=== What the exercise asks ===
Could you transcribe every line of the data below word for word, leaving out the pictures?

─── Dataset content ───

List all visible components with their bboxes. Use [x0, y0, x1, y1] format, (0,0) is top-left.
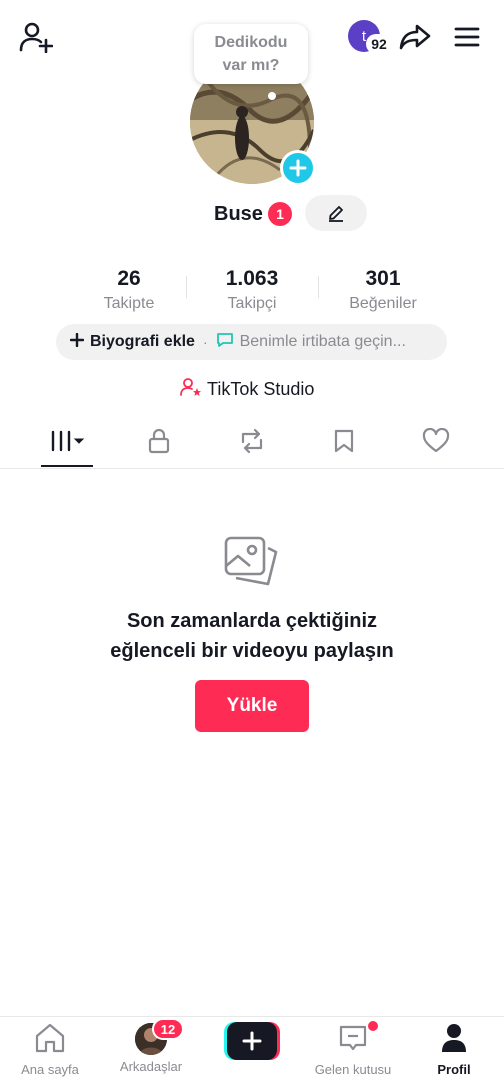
status-bubble-line1: Dedikodu [214, 34, 288, 51]
tab-active-indicator [41, 465, 93, 467]
nav-inbox[interactable]: Gelen kutusu [303, 1023, 403, 1078]
stat-followers[interactable]: 1.063 Takipçi [187, 266, 317, 314]
status-bubble-line2: var mı? [222, 57, 280, 74]
lock-icon [147, 428, 171, 459]
studio-label: TikTok Studio [207, 378, 315, 399]
nav-home[interactable]: Ana sayfa [0, 1023, 100, 1078]
stat-following[interactable]: 26 Takipte [64, 266, 194, 314]
edit-profile-button[interactable] [305, 195, 367, 231]
upload-button[interactable]: Yükle [195, 680, 309, 732]
home-icon [34, 1023, 66, 1058]
bio-pill[interactable]: Biyografi ekle · Benimle irtibata geçin.… [56, 324, 447, 360]
repost-icon [238, 428, 266, 459]
contact-me-button[interactable]: Benimle irtibata geçin... [240, 333, 406, 351]
message-icon [216, 331, 234, 354]
empty-state-line1: Son zamanlarda çektiğiniz [126, 610, 378, 632]
inbox-unread-dot [368, 1021, 378, 1031]
stat-likes-label: Beğeniler [349, 295, 417, 312]
empty-state-line2: eğlenceli bir videoyu paylaşın [110, 640, 394, 662]
stat-likes[interactable]: 301 Beğeniler [318, 266, 448, 314]
tab-divider [0, 468, 504, 469]
tab-videos[interactable] [41, 424, 93, 462]
tab-liked[interactable] [410, 424, 462, 462]
add-friend-icon[interactable] [18, 20, 54, 54]
tab-saved[interactable] [318, 424, 370, 462]
profile-icon [440, 1023, 468, 1058]
create-plus-icon [227, 1022, 277, 1060]
bubble-tail [268, 92, 276, 100]
bookmark-icon [333, 428, 355, 459]
share-icon[interactable] [398, 20, 432, 54]
add-story-button[interactable] [280, 150, 316, 186]
status-bubble[interactable]: Dedikodu var mı? [194, 24, 308, 84]
studio-icon [180, 377, 202, 402]
grid-icon [47, 429, 87, 458]
tab-reposts[interactable] [226, 424, 278, 462]
stat-followers-value: 1.063 [225, 267, 279, 290]
nav-friends[interactable]: Arkadaşlar [101, 1023, 201, 1075]
photos-icon [222, 534, 280, 592]
profile-name: Buse [214, 203, 263, 225]
inbox-icon [338, 1023, 368, 1058]
stat-followers-label: Takipçi [227, 295, 277, 312]
heart-icon [422, 427, 450, 459]
add-bio-button[interactable]: Biyografi ekle [90, 333, 195, 351]
empty-state-message: Son zamanlarda çektiğiniz eğlenceli bir … [40, 606, 464, 666]
nav-inbox-label: Gelen kutusu [314, 1062, 392, 1077]
nav-home-label: Ana sayfa [21, 1062, 79, 1077]
stat-following-label: Takipte [103, 295, 155, 312]
nav-profile-label: Profil [437, 1062, 471, 1077]
nav-profile[interactable]: Profil [404, 1023, 504, 1078]
create-button[interactable] [224, 1022, 280, 1060]
tab-private[interactable] [133, 424, 185, 462]
plus-icon [69, 332, 85, 352]
name-badge: 1 [268, 202, 292, 226]
notification-count-badge: 92 [366, 34, 392, 54]
stat-likes-value: 301 [365, 267, 401, 290]
stat-following-value: 26 [117, 267, 141, 290]
nav-friends-label: Arkadaşlar [119, 1059, 183, 1074]
tiktok-studio-link[interactable]: TikTok Studio [180, 376, 314, 402]
friends-badge: 12 [152, 1018, 184, 1040]
bio-separator: · [202, 334, 208, 350]
menu-icon[interactable] [452, 22, 482, 52]
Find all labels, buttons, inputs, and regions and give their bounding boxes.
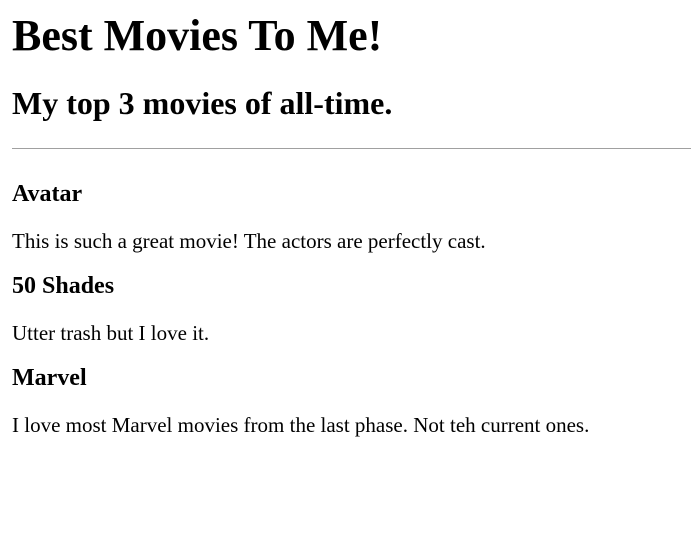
movie-item-avatar: Avatar This is such a great movie! The a…	[12, 149, 691, 254]
page-content: Best Movies To Me! My top 3 movies of al…	[0, 0, 691, 438]
movie-title: Avatar	[12, 181, 83, 207]
movie-title: Marvel	[12, 365, 87, 391]
movie-item-50-shades: 50 Shades Utter trash but I love it.	[12, 254, 691, 346]
movie-item-marvel: Marvel I love most Marvel movies from th…	[12, 346, 691, 438]
page-subtitle: My top 3 movies of all-time.	[12, 85, 393, 121]
movie-description: This is such a great movie! The actors a…	[12, 229, 486, 253]
movie-title: 50 Shades	[12, 273, 115, 299]
movie-description: I love most Marvel movies from the last …	[12, 413, 590, 437]
movie-description: Utter trash but I love it.	[12, 321, 210, 345]
page-title: Best Movies To Me!	[12, 11, 383, 60]
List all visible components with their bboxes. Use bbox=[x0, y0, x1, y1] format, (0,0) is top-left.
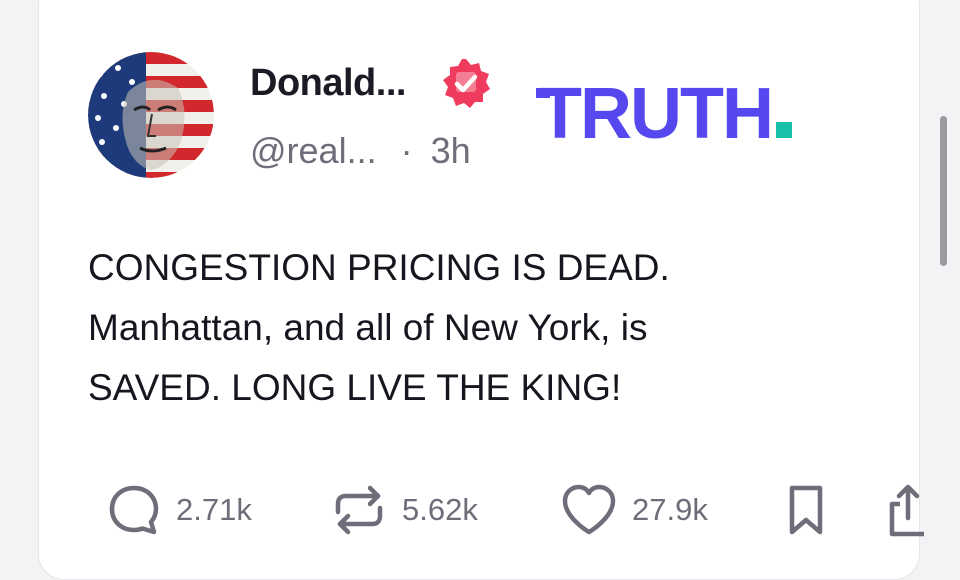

───

=== Finished answer ===
List all visible components with their bboxes. Use [x0, y0, x1, y1] format, (0,0) is top-left.
status-bubble-line1: Dedikodu [214, 34, 288, 51]
tab-active-indicator [41, 465, 93, 467]
nav-inbox[interactable]: Gelen kutusu [303, 1023, 403, 1078]
stat-followers[interactable]: 1.063 Takipçi [187, 266, 317, 314]
status-bubble-line2: var mı? [222, 57, 280, 74]
lock-icon [147, 428, 171, 459]
studio-label: TikTok Studio [207, 378, 315, 399]
nav-home[interactable]: Ana sayfa [0, 1023, 100, 1078]
stat-following[interactable]: 26 Takipte [64, 266, 194, 314]
edit-profile-button[interactable] [305, 195, 367, 231]
upload-button[interactable]: Yükle [195, 680, 309, 732]
home-icon [34, 1023, 66, 1058]
bio-pill[interactable]: Biyografi ekle · Benimle irtibata geçin.… [56, 324, 447, 360]
repost-icon [238, 428, 266, 459]
contact-me-button[interactable]: Benimle irtibata geçin... [240, 333, 406, 351]
message-icon [216, 331, 234, 354]
empty-state-line1: Son zamanlarda çektiğiniz [126, 610, 378, 632]
inbox-unread-dot [368, 1021, 378, 1031]
stat-likes-label: Beğeniler [349, 295, 417, 312]
empty-state-line2: eğlenceli bir videoyu paylaşın [110, 640, 394, 662]
stat-likes[interactable]: 301 Beğeniler [318, 266, 448, 314]
tab-divider [0, 468, 504, 469]
tab-videos[interactable] [41, 424, 93, 462]
tab-liked[interactable] [410, 424, 462, 462]
add-friend-icon[interactable] [18, 20, 54, 54]
tab-saved[interactable] [318, 424, 370, 462]
profile-icon [440, 1023, 468, 1058]
create-plus-icon [227, 1022, 277, 1060]
bubble-tail [268, 92, 276, 100]
bookmark-icon [333, 428, 355, 459]
share-icon[interactable] [398, 20, 432, 54]
add-story-button[interactable] [280, 150, 316, 186]
status-bubble[interactable]: Dedikodu var mı? [194, 24, 308, 84]
studio-icon [180, 377, 202, 402]
grid-icon [47, 429, 87, 458]
tab-reposts[interactable] [226, 424, 278, 462]
stat-followers-value: 1.063 [225, 267, 279, 290]
nav-friends[interactable]: Arkadaşlar [101, 1023, 201, 1075]
photos-icon [222, 534, 280, 592]
profile-name: Buse [214, 203, 263, 225]
inbox-icon [338, 1023, 368, 1058]
stat-followers-label: Takipçi [227, 295, 277, 312]
heart-icon [422, 427, 450, 459]
add-bio-button[interactable]: Biyografi ekle [90, 333, 195, 351]
empty-state-message: Son zamanlarda çektiğiniz eğlenceli bir … [40, 606, 464, 666]
nav-inbox-label: Gelen kutusu [314, 1062, 392, 1077]
nav-home-label: Ana sayfa [21, 1062, 79, 1077]
stat-following-label: Takipte [103, 295, 155, 312]
nav-profile-label: Profil [437, 1062, 471, 1077]
nav-profile[interactable]: Profil [404, 1023, 504, 1078]
create-button[interactable] [224, 1022, 280, 1060]
tab-private[interactable] [133, 424, 185, 462]
plus-icon [69, 332, 85, 352]
name-badge: 1 [268, 202, 292, 226]
notification-count-badge: 92 [366, 34, 392, 54]
stat-likes-value: 301 [365, 267, 401, 290]
stat-following-value: 26 [117, 267, 141, 290]
nav-friends-label: Arkadaşlar [119, 1059, 183, 1074]
tiktok-studio-link[interactable]: TikTok Studio [180, 376, 314, 402]
friends-badge: 12 [152, 1018, 184, 1040]
bio-separator: · [202, 334, 208, 350]
menu-icon[interactable] [452, 22, 482, 52]
Find all labels, buttons, inputs, and regions and give their bounding boxes.
movie-item-avatar: Avatar This is such a great movie! The a…	[12, 149, 691, 254]
page-content: Best Movies To Me! My top 3 movies of al…	[0, 0, 691, 438]
movie-title: Avatar	[12, 181, 83, 207]
movie-title: Marvel	[12, 365, 87, 391]
movie-item-50-shades: 50 Shades Utter trash but I love it.	[12, 254, 691, 346]
movie-item-marvel: Marvel I love most Marvel movies from th…	[12, 346, 691, 438]
page-subtitle: My top 3 movies of all-time.	[12, 85, 393, 121]
movie-description: This is such a great movie! The actors a…	[12, 229, 486, 253]
movie-title: 50 Shades	[12, 273, 115, 299]
movie-description: I love most Marvel movies from the last …	[12, 413, 590, 437]
movie-description: Utter trash but I love it.	[12, 321, 210, 345]
page-title: Best Movies To Me!	[12, 11, 383, 60]
List all visible components with their bboxes. Use bbox=[x0, y0, x1, y1] format, (0,0) is top-left.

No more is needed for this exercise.